Scan the data below and pick out the lines containing the word "español".

MATERIALS PROVIDED
-*-
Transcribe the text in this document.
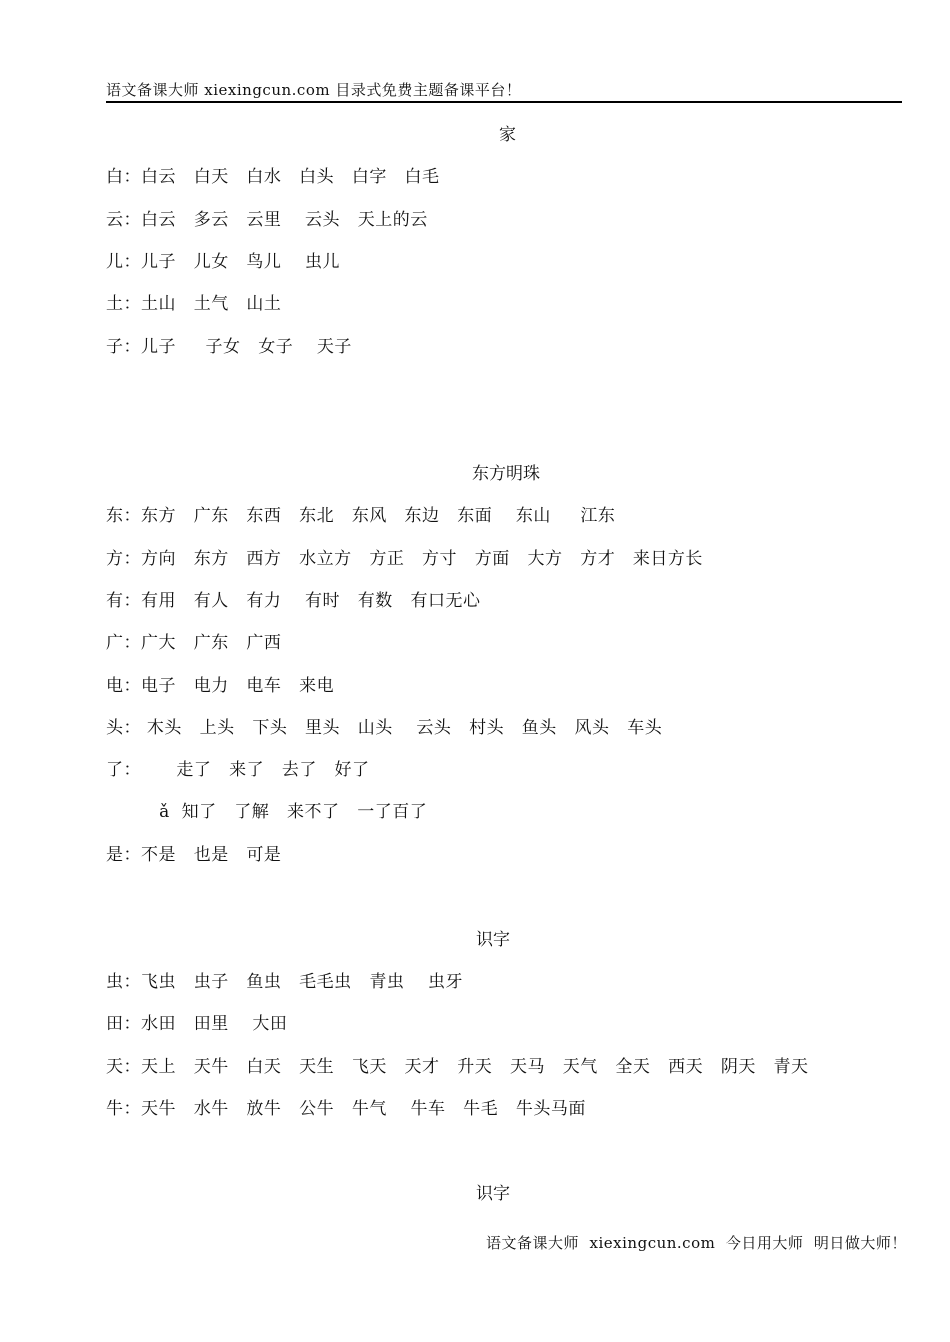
语文备课大师 xiexingcun.com 目录式免费主题备课平台！
家
白：白云   白天   白水   白头   白字   白毛
云：白云   多云   云里    云头   天上的云
儿：儿子   儿女   鸟儿    虫儿
土：土山   土气   山土
子：儿子     子女   女子    天子
东方明珠
东：东方   广东   东西   东北   东风   东边   东面    东山     江东
方：方向   东方   西方   水立方   方正   方寸   方面   大方   方才   来日方长
有：有用   有人   有力    有时   有数   有口无心
广：广大   广东   广西
电：电子   电力   电车   来电
头： 木头   上头   下头   里头   山头    云头   村头   鱼头   风头   车头
了：      走了   来了   去了   好了
ǎ  知了   了解   来不了   一了百了
是：不是   也是   可是
识字
虫：飞虫   虫子   鱼虫   毛毛虫   青虫    虫牙
田：水田   田里    大田
天：天上   天牛   白天   天生   飞天   天才   升天   天马   天气   全天   西天   阴天   青天
牛：天牛   水牛   放牛   公牛   牛气    牛车   牛毛   牛头马面
识字
语文备课大师  xiexingcun.com  今日用大师  明日做大师！
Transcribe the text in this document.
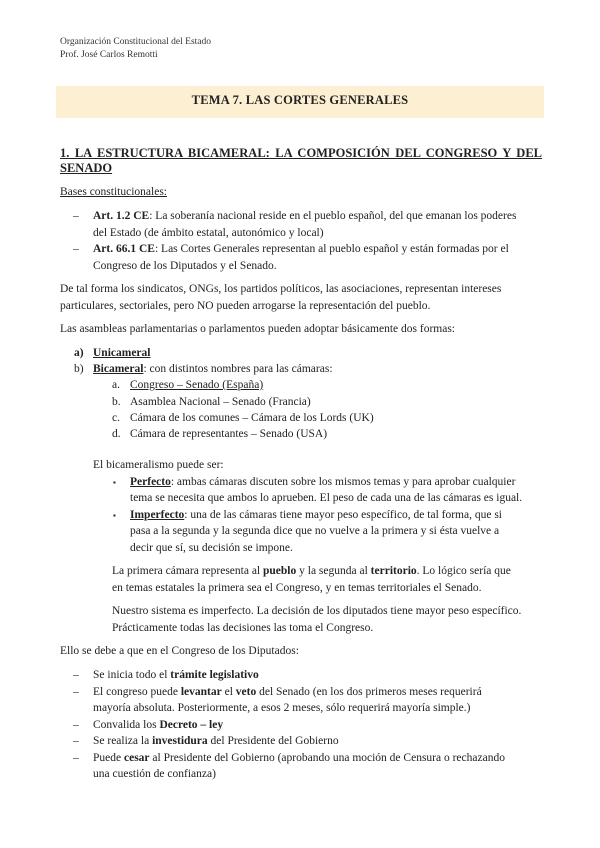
Organización Constitucional del Estado
Prof. José Carlos Remotti
TEMA 7. LAS CORTES GENERALES
1. LA ESTRUCTURA BICAMERAL: LA COMPOSICIÓN DEL CONGRESO Y DEL SENADO
Bases constitucionales:
– Art. 1.2 CE: La soberanía nacional reside en el pueblo español, del que emanan los poderes
del Estado (de ámbito estatal, autonómico y local)
– Art. 66.1 CE: Las Cortes Generales representan al pueblo español y están formadas por el
Congreso de los Diputados y el Senado.
De tal forma los sindicatos, ONGs, los partidos políticos, las asociaciones, representan intereses
particulares, sectoriales, pero NO pueden arrogarse la representación del pueblo.
Las asambleas parlamentarias o parlamentos pueden adoptar básicamente dos formas:
a) Unicameral
b) Bicameral: con distintos nombres para las cámaras:
a. Congreso – Senado (España)
b. Asamblea Nacional – Senado (Francia)
c. Cámara de los comunes – Cámara de los Lords (UK)
d. Cámara de representantes – Senado (USA)
El bicameralismo puede ser:
▪ Perfecto: ambas cámaras discuten sobre los mismos temas y para aprobar cualquier
tema se necesita que ambos lo aprueben. El peso de cada una de las cámaras es igual.
▪ Imperfecto: una de las cámaras tiene mayor peso específico, de tal forma, que si
pasa a la segunda y la segunda dice que no vuelve a la primera y si ésta vuelve a
decir que sí, su decisión se impone.
La primera cámara representa al pueblo y la segunda al territorio. Lo lógico sería que
en temas estatales la primera sea el Congreso, y en temas territoriales el Senado.
Nuestro sistema es imperfecto. La decisión de los diputados tiene mayor peso específico.
Prácticamente todas las decisiones las toma el Congreso.
Ello se debe a que en el Congreso de los Diputados:
– Se inicia todo el trámite legislativo
– El congreso puede levantar el veto del Senado (en los dos primeros meses requerirá
mayoría absoluta. Posteriormente, a esos 2 meses, sólo requerirá mayoría simple.)
– Convalida los Decreto – ley
– Se realiza la investidura del Presidente del Gobierno
– Puede cesar al Presidente del Gobierno (aprobando una moción de Censura o rechazando
una cuestión de confianza)
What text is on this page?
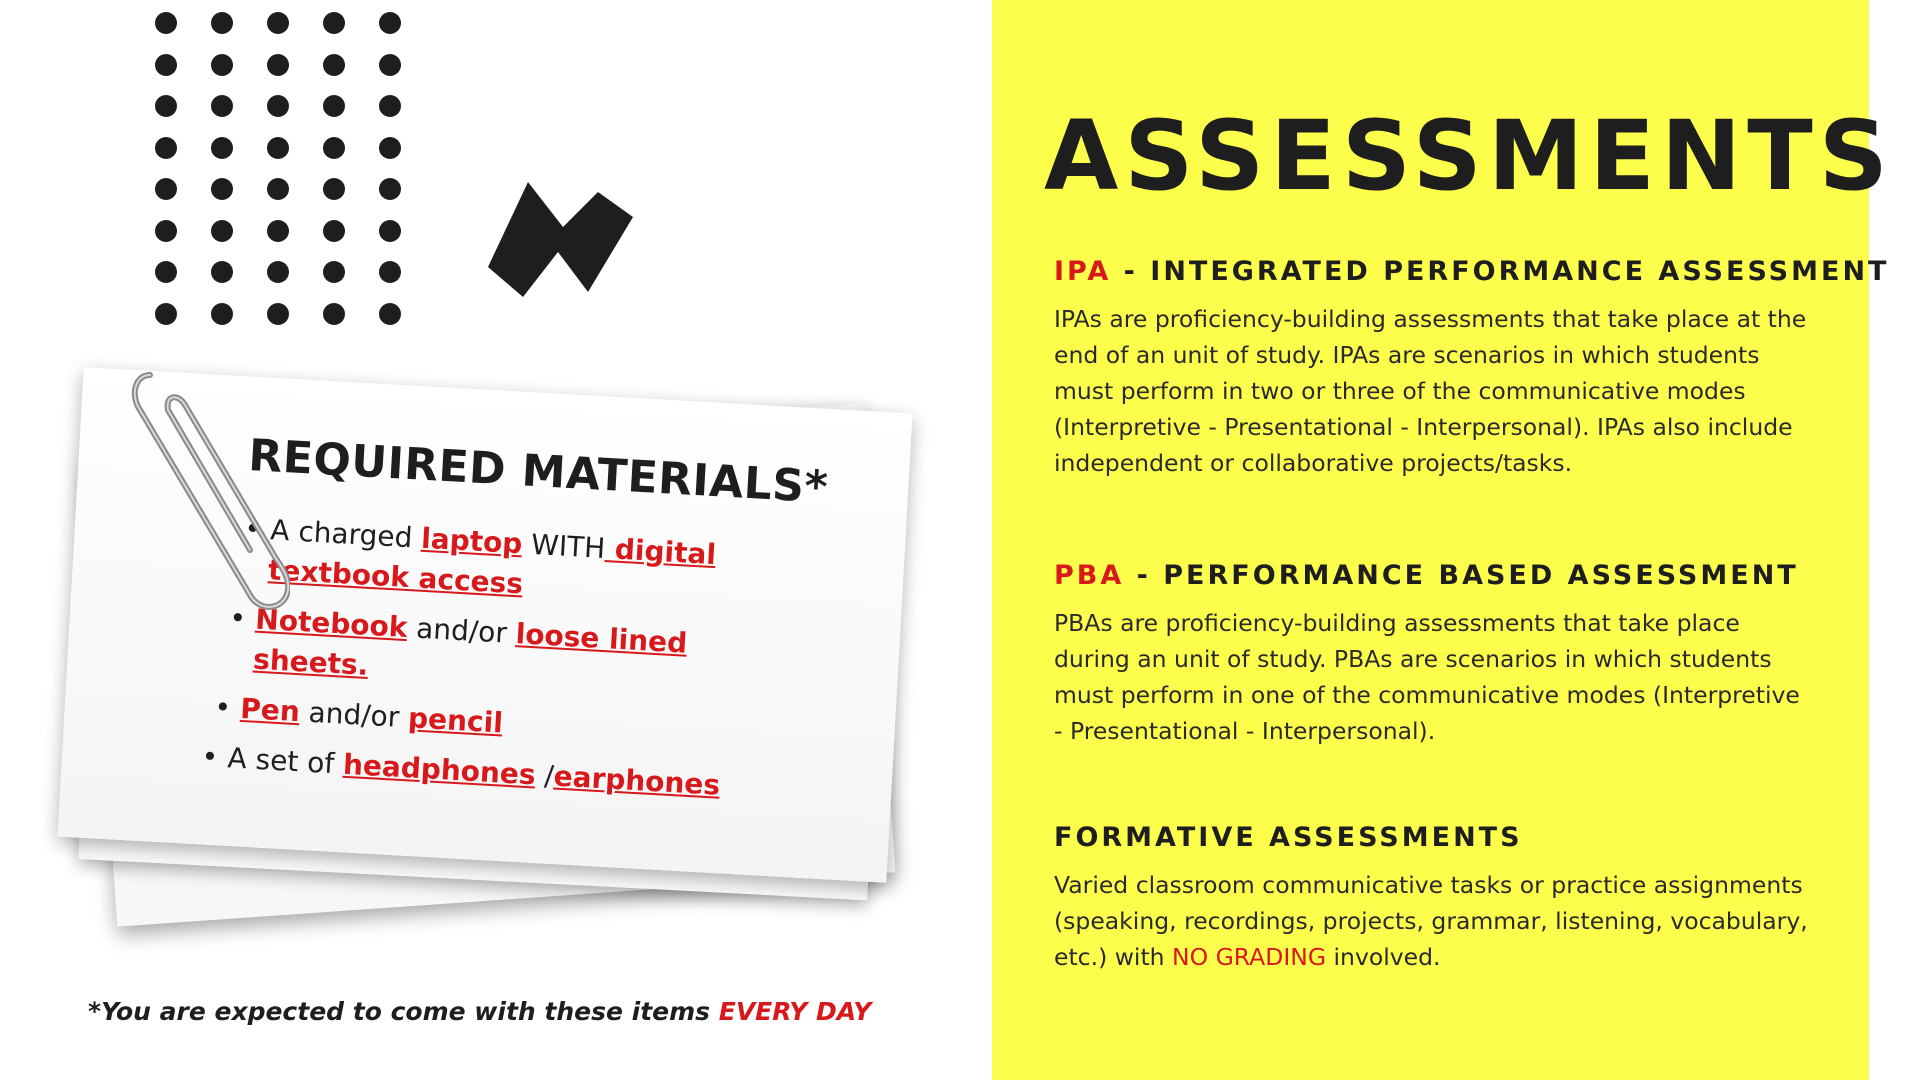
REQUIRED MATERIALS*
• A charged laptop WITH digital textbook access
• Notebook and/or loose lined sheets.
• Pen and/or pencil
• A set of headphones /earphones
*You are expected to come with these items EVERY DAY
ASSESSMENTS
IPA - INTEGRATED PERFORMANCE ASSESSMENT
IPAs are proficiency-building assessments that take place at the end of an unit of study. IPAs are scenarios in which students must perform in two or three of the communicative modes (Interpretive - Presentational - Interpersonal). IPAs also include independent or collaborative projects/tasks.
PBA - PERFORMANCE BASED ASSESSMENT
PBAs are proficiency-building assessments that take place during an unit of study. PBAs are scenarios in which students must perform in one of the communicative modes (Interpretive - Presentational - Interpersonal).
FORMATIVE ASSESSMENTS
Varied classroom communicative tasks or practice assignments (speaking, recordings, projects, grammar, listening, vocabulary, etc.) with NO GRADING involved.
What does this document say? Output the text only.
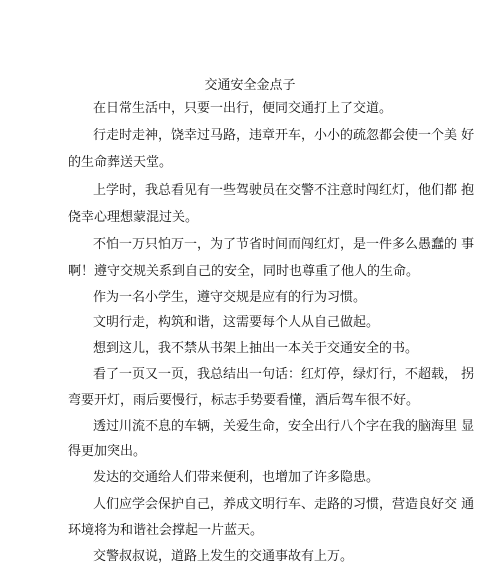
交通安全金点子
在日常生活中，只要一出行，便同交通打上了交道。
行走时走神，饶幸过马路，违章开车，小小的疏忽都会使一个美 好
的生命葬送天堂。
上学时，我总看见有一些驾驶员在交警不注意时闯红灯，他们都 抱
侥幸心理想蒙混过关。
不怕一万只怕万一，为了节省时间而闯红灯，是一件多么愚蠢的 事
啊！遵守交规关系到自己的安全，同时也尊重了他人的生命。
作为一名小学生，遵守交规是应有的行为习惯。
文明行走，构筑和谐，这需要每个人从自己做起。
想到这儿，我不禁从书架上抽出一本关于交通安全的书。
看了一页又一页，我总结出一句话：红灯停，绿灯行，不超载， 拐
弯要开灯，雨后要慢行，标志手势要看懂，酒后驾车很不好。
透过川流不息的车辆，关爱生命，安全出行八个字在我的脑海里 显
得更加突出。
发达的交通给人们带来便利，也增加了许多隐患。
人们应学会保护自己，养成文明行车、走路的习惯，营造良好交 通
环境将为和谐社会撑起一片蓝天。
交警叔叔说，道路上发生的交通事故有上万。
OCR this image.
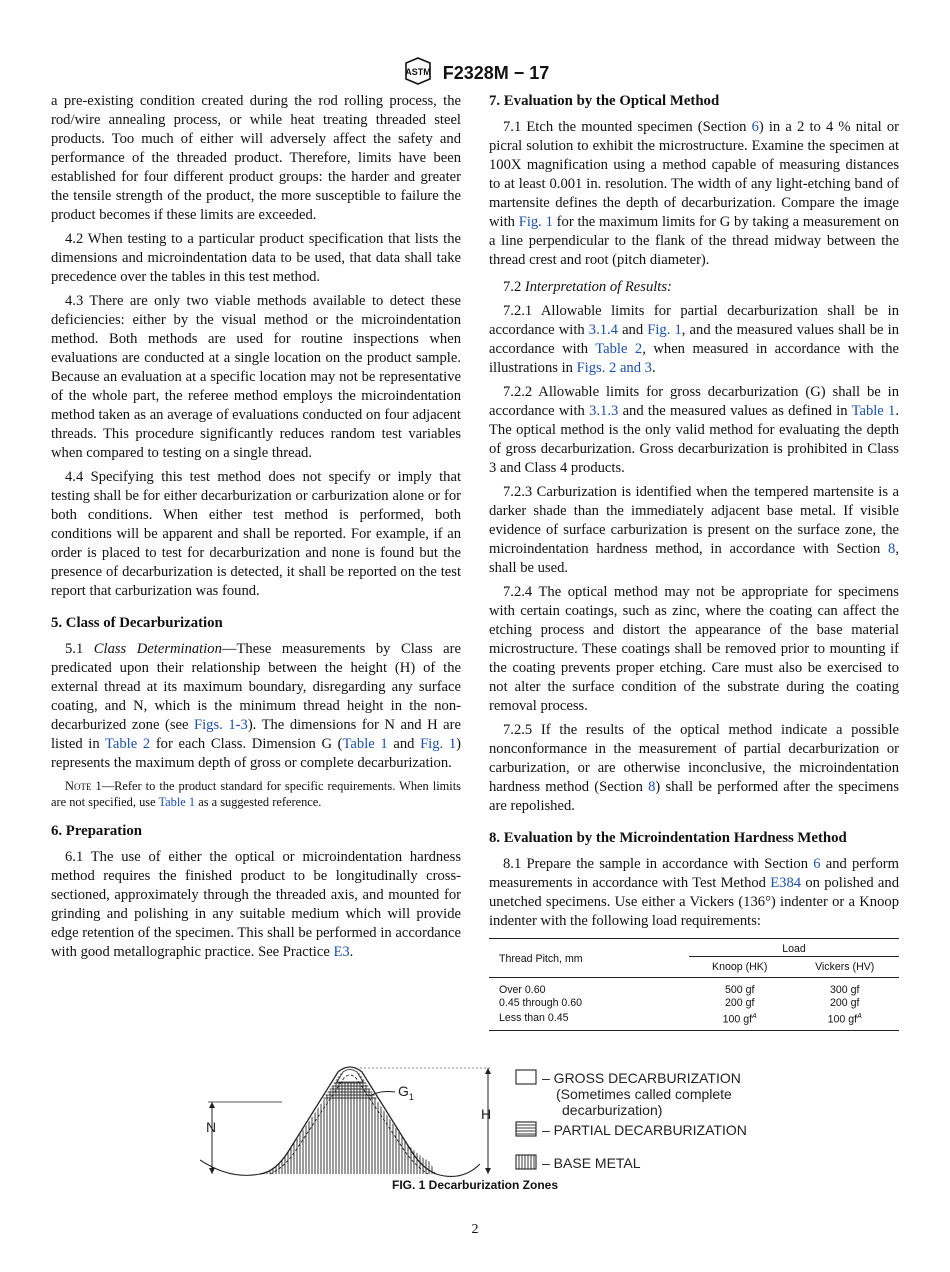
ASTM F2328M − 17

a pre-existing condition created during the rod rolling process, the rod/wire annealing process, or while heat treating threaded steel products. Too much of either will adversely affect the safety and performance of the threaded product. Therefore, limits have been established for four different product groups: the harder and greater the tensile strength of the product, the more susceptible to failure the product becomes if these limits are exceeded.

4.2 When testing to a particular product specification that lists the dimensions and microindentation data to be used, that data shall take precedence over the tables in this test method.

4.3 There are only two viable methods available to detect these deficiencies: either by the visual method or the microindentation method. Both methods are used for routine inspections when evaluations are conducted at a single location on the product sample. Because an evaluation at a specific location may not be representative of the whole part, the referee method employs the microindentation method taken as an average of evaluations conducted on four adjacent threads. This procedure significantly reduces random test variables when compared to testing on a single thread.

4.4 Specifying this test method does not specify or imply that testing shall be for either decarburization or carburization alone or for both conditions. When either test method is performed, both conditions will be apparent and shall be reported. For example, if an order is placed to test for decarburization and none is found but the presence of decarburization is detected, it shall be reported on the test report that carburization was found.

5. Class of Decarburization

5.1 Class Determination—These measurements by Class are predicated upon their relationship between the height (H) of the external thread at its maximum boundary, disregarding any surface coating, and N, which is the minimum thread height in the non-decarburized zone (see Figs. 1-3). The dimensions for N and H are listed in Table 2 for each Class. Dimension G (Table 1 and Fig. 1) represents the maximum depth of gross or complete decarburization.

Note 1—Refer to the product standard for specific requirements. When limits are not specified, use Table 1 as a suggested reference.

6. Preparation

6.1 The use of either the optical or microindentation hardness method requires the finished product to be longitudinally cross-sectioned, approximately through the threaded axis, and mounted for grinding and polishing in any suitable medium which will provide edge retention of the specimen. This shall be performed in accordance with good metallographic practice. See Practice E3.

7. Evaluation by the Optical Method

7.1 Etch the mounted specimen (Section 6) in a 2 to 4 % nital or picral solution to exhibit the microstructure. Examine the specimen at 100X magnification using a method capable of measuring distances to at least 0.001 in. resolution. The width of any light-etching band of martensite defines the depth of decarburization. Compare the image with Fig. 1 for the maximum limits for G by taking a measurement on a line perpendicular to the flank of the thread midway between the thread crest and root (pitch diameter).

7.2 Interpretation of Results:

7.2.1 Allowable limits for partial decarburization shall be in accordance with 3.1.4 and Fig. 1, and the measured values shall be in accordance with Table 2, when measured in accordance with the illustrations in Figs. 2 and 3.

7.2.2 Allowable limits for gross decarburization (G) shall be in accordance with 3.1.3 and the measured values as defined in Table 1. The optical method is the only valid method for evaluating the depth of gross decarburization. Gross decarburization is prohibited in Class 3 and Class 4 products.

7.2.3 Carburization is identified when the tempered martensite is a darker shade than the immediately adjacent base metal. If visible evidence of surface carburization is present on the surface zone, the microindentation hardness method, in accordance with Section 8, shall be used.

7.2.4 The optical method may not be appropriate for specimens with certain coatings, such as zinc, where the coating can affect the etching process and distort the appearance of the base material microstructure. These coatings shall be removed prior to mounting if the coating prevents proper etching. Care must also be exercised to not alter the surface condition of the substrate during the coating removal process.

7.2.5 If the results of the optical method indicate a possible nonconformance in the measurement of partial decarburization or carburization, or are otherwise inconclusive, the microindentation hardness method (Section 8) shall be performed after the specimens are repolished.

8. Evaluation by the Microindentation Hardness Method

8.1 Prepare the sample in accordance with Section 6 and perform measurements in accordance with Test Method E384 on polished and unetched specimens. Use either a Vickers (136°) indenter or a Knoop indenter with the following load requirements:

Thread Pitch, mm	Load	
	Knoop (HK)	Vickers (HV)
Over 0.60	500 gf	300 gf
0.45 through 0.60	200 gf	200 gf
Less than 0.45	100 $gf^A$	100 $gf^A$
N
$G_1$
H
– GROSS DECARBURIZATION
(Sometimes called complete
decarburization)
– PARTIAL DECARBURIZATION
– BASE METAL
FIG. 1 Decarburization Zones
2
-*-
COMPLETE ANSWER
– Art. 1.2 CE: La soberanía nacional reside en el pueblo español, del que emanan los poderes
– Art. 66.1 CE: Las Cortes Generales representan al pueblo español y están formadas por el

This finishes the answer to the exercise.